*Given problem*:
Exactly as written, retype the listing below, omitting the pictures.

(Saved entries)
>> Start
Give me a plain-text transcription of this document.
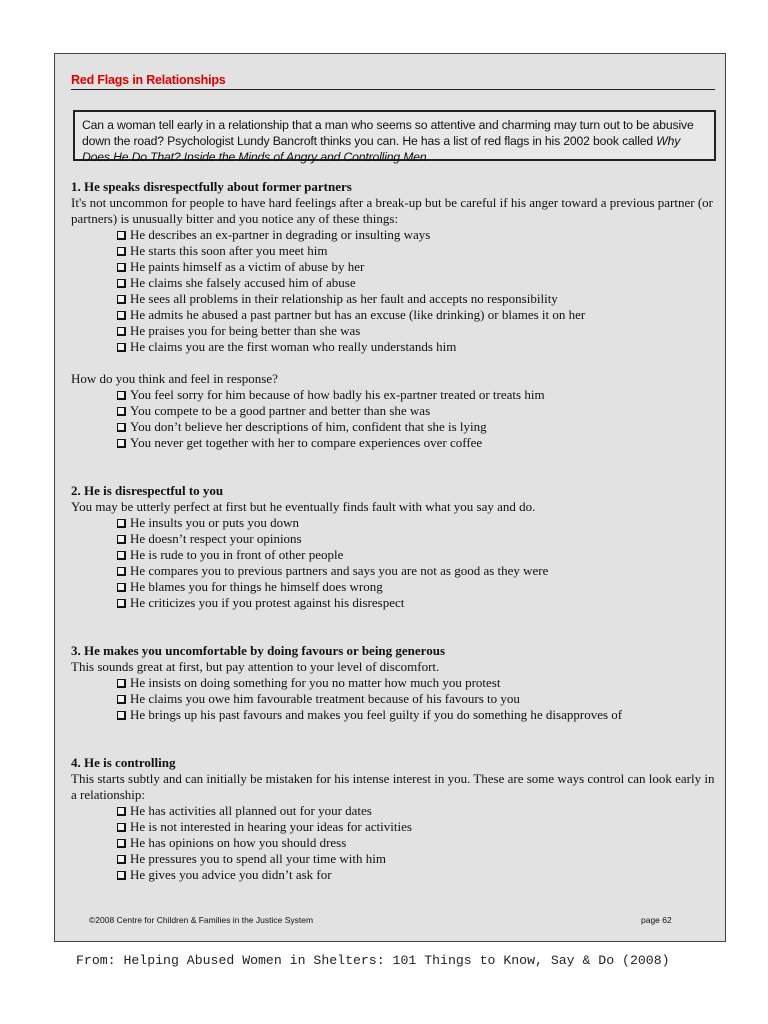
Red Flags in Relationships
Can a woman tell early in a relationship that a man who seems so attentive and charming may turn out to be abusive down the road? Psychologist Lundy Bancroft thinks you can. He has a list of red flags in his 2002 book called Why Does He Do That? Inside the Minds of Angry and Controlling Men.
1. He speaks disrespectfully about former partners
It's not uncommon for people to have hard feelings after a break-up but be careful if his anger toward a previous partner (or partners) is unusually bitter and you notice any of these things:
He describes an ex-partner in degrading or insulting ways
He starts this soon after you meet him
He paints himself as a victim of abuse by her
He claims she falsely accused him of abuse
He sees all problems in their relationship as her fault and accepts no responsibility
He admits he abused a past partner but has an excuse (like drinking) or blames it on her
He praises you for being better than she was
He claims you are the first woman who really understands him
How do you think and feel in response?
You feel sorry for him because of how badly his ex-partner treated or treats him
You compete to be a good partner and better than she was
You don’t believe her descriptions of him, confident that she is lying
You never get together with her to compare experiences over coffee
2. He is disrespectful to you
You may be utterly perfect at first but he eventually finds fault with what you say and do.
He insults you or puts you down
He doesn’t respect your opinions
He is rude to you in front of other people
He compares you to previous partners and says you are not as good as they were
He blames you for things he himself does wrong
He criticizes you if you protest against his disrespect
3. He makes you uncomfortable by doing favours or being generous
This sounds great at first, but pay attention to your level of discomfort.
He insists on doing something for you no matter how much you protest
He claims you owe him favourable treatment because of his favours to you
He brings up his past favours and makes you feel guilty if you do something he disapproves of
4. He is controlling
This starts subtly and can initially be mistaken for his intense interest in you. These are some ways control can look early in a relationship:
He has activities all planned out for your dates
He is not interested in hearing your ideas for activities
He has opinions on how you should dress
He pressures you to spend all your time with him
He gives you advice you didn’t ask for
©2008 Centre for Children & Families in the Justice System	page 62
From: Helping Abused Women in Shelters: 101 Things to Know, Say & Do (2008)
>> End
*Worked solution*:
Give me a plain-text transcription of this document.
Red Flags in Relationships
Can a woman tell early in a relationship that a man who seems so attentive and charming may turn out to be abusive down the road? Psychologist Lundy Bancroft thinks you can. He has a list of red flags in his 2002 book called Why Does He Do That? Inside the Minds of Angry and Controlling Men.
1. He speaks disrespectfully about former partners
It's not uncommon for people to have hard feelings after a break-up but be careful if his anger toward a previous partner (or partners) is unusually bitter and you notice any of these things:
He describes an ex-partner in degrading or insulting ways
He starts this soon after you meet him
He paints himself as a victim of abuse by her
He claims she falsely accused him of abuse
He sees all problems in their relationship as her fault and accepts no responsibility
He admits he abused a past partner but has an excuse (like drinking) or blames it on her
He praises you for being better than she was
He claims you are the first woman who really understands him
How do you think and feel in response?
You feel sorry for him because of how badly his ex-partner treated or treats him
You compete to be a good partner and better than she was
You don’t believe her descriptions of him, confident that she is lying
You never get together with her to compare experiences over coffee
2. He is disrespectful to you
You may be utterly perfect at first but he eventually finds fault with what you say and do.
He insults you or puts you down
He doesn’t respect your opinions
He is rude to you in front of other people
He compares you to previous partners and says you are not as good as they were
He blames you for things he himself does wrong
He criticizes you if you protest against his disrespect
3. He makes you uncomfortable by doing favours or being generous
This sounds great at first, but pay attention to your level of discomfort.
He insists on doing something for you no matter how much you protest
He claims you owe him favourable treatment because of his favours to you
He brings up his past favours and makes you feel guilty if you do something he disapproves of
4. He is controlling
This starts subtly and can initially be mistaken for his intense interest in you. These are some ways control can look early in a relationship:
He has activities all planned out for your dates
He is not interested in hearing your ideas for activities
He has opinions on how you should dress
He pressures you to spend all your time with him
He gives you advice you didn’t ask for
©2008 Centre for Children & Families in the Justice System	page 62
From: Helping Abused Women in Shelters: 101 Things to Know, Say & Do (2008)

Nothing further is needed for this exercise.